_DIRECTIONS FOR THIS TASK:_
From the entries below, gather every line containing the string "title".

_RECORDS:_
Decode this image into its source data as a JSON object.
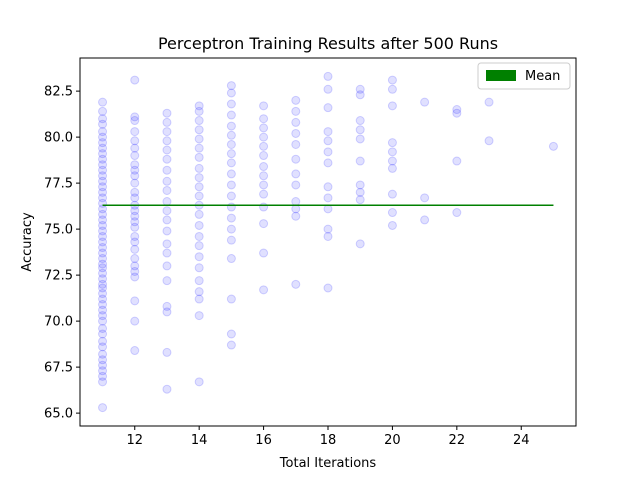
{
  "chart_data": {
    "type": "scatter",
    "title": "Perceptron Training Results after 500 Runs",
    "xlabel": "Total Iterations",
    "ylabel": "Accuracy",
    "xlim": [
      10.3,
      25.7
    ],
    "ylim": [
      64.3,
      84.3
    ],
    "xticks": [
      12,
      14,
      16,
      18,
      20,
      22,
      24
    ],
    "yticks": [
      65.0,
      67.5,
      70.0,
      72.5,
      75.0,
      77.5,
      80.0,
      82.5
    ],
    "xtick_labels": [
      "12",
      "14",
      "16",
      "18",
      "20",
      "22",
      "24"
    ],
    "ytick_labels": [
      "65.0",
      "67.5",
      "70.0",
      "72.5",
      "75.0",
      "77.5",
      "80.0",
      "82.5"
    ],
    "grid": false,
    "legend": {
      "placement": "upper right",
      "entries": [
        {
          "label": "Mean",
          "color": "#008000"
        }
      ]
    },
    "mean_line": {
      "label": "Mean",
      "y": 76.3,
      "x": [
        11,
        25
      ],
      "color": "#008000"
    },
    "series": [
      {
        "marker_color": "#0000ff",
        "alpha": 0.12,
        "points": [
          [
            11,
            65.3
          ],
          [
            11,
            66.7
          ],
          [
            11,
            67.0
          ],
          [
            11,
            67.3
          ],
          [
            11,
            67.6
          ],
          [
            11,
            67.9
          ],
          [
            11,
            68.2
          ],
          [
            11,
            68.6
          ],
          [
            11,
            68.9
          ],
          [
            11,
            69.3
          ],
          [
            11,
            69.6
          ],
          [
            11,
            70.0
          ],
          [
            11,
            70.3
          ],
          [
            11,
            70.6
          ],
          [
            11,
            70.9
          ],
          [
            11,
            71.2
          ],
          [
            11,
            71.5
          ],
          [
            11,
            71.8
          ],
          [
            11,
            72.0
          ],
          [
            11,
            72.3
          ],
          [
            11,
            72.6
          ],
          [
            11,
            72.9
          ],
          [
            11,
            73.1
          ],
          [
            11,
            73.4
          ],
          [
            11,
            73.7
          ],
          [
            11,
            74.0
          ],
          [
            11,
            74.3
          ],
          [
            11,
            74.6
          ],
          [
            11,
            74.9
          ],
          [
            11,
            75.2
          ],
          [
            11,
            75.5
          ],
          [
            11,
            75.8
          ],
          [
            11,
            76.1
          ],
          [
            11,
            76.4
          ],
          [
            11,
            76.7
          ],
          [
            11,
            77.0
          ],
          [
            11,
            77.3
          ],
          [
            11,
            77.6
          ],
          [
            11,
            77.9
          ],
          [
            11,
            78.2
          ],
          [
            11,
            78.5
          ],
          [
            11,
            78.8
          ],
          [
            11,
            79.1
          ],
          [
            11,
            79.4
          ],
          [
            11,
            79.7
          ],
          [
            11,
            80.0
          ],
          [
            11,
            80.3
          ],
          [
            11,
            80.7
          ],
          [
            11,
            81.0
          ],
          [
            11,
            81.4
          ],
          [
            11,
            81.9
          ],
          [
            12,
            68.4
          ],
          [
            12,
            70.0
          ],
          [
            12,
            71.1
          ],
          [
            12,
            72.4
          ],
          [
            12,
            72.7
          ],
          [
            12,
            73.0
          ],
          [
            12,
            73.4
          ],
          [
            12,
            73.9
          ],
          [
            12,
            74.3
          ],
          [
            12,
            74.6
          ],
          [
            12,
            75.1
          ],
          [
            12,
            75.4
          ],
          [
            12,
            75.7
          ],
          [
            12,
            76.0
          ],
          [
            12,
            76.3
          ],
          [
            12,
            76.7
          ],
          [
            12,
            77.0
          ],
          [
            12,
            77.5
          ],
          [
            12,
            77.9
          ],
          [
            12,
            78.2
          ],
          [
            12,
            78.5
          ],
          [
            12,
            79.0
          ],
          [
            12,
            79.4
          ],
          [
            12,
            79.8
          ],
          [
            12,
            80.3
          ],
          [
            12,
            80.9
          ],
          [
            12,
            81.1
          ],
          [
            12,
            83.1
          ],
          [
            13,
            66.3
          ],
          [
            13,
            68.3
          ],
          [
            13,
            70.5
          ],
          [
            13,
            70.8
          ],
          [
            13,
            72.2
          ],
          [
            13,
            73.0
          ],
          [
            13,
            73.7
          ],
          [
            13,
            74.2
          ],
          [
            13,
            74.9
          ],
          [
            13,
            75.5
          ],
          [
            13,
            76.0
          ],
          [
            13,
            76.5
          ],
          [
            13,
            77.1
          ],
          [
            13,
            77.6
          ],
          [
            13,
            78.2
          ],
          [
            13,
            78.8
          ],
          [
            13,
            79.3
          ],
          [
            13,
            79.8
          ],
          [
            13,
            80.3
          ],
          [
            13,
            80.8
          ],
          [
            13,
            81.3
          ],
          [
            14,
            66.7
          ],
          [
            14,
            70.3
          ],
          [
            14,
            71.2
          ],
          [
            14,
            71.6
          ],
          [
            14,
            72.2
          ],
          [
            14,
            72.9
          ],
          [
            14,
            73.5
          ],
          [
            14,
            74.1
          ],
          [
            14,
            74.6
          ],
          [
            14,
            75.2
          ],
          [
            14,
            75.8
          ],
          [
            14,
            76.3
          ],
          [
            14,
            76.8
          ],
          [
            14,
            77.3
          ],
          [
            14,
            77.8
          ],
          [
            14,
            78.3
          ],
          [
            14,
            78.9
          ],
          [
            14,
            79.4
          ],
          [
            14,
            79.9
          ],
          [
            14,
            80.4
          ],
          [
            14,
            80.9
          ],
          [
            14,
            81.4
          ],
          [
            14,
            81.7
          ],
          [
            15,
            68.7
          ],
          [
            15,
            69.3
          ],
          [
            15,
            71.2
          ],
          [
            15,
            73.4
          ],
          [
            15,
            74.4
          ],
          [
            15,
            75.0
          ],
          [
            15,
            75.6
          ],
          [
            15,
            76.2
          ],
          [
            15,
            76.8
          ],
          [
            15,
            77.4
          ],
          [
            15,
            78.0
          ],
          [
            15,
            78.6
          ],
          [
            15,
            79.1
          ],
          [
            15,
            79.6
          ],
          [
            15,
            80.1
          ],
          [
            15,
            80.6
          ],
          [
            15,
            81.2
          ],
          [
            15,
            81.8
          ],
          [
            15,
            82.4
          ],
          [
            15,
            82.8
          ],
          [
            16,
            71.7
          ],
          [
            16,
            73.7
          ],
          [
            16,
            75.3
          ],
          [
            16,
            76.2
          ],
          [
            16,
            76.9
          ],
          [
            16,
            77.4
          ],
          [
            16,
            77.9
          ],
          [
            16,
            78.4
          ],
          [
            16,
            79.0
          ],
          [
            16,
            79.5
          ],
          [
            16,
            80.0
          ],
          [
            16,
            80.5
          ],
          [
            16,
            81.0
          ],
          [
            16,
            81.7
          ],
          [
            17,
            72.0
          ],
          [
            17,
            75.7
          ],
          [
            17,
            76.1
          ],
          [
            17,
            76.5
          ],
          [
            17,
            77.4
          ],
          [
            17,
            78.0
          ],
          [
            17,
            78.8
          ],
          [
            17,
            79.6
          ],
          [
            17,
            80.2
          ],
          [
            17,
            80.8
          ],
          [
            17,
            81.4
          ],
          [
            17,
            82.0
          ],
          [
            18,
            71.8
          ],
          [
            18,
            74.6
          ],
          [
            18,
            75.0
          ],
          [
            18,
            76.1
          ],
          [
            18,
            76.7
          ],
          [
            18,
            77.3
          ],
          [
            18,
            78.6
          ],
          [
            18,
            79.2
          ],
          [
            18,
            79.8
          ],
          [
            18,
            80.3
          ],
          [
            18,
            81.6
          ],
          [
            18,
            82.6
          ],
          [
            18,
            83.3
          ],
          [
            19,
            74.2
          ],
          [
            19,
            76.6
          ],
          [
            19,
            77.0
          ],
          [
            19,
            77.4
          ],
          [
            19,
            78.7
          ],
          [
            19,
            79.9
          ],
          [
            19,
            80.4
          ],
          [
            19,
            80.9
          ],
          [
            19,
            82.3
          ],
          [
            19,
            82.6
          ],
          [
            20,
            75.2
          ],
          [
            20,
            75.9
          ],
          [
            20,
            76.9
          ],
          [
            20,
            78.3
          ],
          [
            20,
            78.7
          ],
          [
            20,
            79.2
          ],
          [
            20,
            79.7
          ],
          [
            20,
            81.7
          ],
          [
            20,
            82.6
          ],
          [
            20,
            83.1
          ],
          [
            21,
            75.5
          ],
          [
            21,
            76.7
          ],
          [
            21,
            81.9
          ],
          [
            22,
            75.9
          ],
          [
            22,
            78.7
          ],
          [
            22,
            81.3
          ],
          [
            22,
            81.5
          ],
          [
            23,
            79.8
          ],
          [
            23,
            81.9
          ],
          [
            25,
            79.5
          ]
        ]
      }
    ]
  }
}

...

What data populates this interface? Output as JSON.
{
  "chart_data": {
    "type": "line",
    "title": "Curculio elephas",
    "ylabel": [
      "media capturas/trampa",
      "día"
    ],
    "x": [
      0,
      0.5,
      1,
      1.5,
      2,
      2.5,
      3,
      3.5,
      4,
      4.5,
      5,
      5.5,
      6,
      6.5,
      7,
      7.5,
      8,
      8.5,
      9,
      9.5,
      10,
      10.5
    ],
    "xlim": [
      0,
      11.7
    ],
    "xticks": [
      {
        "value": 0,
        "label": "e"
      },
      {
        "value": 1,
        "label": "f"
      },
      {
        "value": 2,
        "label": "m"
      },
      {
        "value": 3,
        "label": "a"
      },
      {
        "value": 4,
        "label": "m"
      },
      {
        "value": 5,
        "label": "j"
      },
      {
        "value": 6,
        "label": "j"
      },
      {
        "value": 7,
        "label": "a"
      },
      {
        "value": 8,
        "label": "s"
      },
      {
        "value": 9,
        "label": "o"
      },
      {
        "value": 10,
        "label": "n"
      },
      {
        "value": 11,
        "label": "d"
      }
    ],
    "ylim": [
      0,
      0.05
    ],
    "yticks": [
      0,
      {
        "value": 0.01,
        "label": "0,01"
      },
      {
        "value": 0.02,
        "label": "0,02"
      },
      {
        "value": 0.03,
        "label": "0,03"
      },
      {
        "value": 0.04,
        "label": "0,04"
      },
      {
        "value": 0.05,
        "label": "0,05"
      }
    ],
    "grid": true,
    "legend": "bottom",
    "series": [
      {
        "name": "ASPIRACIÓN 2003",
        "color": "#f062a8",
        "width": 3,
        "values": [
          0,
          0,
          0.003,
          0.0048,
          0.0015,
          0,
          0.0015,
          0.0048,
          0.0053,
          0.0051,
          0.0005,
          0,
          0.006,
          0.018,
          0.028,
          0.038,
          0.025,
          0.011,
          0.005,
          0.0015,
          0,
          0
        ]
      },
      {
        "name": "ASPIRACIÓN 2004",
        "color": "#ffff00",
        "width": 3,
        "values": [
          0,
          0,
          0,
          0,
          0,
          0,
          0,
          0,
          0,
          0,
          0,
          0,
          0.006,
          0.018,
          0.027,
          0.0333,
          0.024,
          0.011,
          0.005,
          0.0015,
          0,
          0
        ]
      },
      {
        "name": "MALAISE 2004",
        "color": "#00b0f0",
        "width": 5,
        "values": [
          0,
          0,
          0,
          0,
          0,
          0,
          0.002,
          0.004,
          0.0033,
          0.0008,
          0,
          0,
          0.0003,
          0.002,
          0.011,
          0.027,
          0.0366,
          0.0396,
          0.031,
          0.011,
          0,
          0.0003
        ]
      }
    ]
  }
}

...

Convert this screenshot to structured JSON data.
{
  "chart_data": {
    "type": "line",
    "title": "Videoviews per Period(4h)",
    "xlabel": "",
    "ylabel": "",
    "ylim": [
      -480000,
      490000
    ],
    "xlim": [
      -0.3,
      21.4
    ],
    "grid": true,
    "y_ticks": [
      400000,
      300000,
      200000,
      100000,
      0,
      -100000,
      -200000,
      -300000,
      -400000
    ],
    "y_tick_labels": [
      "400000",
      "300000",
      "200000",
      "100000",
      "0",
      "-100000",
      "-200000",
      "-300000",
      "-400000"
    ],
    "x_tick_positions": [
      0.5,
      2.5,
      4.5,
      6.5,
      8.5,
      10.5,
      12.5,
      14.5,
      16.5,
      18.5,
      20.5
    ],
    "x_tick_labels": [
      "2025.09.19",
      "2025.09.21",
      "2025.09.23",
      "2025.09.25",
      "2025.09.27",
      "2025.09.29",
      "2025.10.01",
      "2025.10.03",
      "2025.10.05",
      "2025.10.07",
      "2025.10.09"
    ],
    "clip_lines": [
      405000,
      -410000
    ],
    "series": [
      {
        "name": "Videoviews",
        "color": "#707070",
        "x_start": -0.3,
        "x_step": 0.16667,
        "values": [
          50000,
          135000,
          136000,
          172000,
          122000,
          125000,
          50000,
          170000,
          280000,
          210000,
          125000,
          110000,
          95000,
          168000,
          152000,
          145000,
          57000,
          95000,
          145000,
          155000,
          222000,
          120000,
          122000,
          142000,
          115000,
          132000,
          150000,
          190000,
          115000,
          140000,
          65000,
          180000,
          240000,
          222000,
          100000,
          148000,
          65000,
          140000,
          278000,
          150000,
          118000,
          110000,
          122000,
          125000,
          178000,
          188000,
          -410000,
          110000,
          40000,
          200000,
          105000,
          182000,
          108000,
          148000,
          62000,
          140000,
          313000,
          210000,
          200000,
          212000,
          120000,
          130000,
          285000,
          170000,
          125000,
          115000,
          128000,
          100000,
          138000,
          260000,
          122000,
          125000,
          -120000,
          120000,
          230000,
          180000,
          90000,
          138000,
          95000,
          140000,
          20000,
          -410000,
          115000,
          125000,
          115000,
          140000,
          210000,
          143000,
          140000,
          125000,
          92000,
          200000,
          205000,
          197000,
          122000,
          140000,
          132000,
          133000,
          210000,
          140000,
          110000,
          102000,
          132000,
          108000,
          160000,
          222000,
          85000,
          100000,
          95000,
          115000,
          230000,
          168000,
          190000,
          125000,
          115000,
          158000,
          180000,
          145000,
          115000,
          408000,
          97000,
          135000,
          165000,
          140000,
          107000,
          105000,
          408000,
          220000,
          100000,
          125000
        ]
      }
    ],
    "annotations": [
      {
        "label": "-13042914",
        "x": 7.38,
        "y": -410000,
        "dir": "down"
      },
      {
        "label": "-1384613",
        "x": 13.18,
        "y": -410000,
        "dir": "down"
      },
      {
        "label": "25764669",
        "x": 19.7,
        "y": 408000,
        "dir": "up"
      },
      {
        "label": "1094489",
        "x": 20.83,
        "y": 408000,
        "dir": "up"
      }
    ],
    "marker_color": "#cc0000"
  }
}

_CORRECT ANSWER:_
    "title": "Perceptron Training Results after 500 Runs",
    "title": "Curculio elephas",
    "title": "Videoviews per Period(4h)",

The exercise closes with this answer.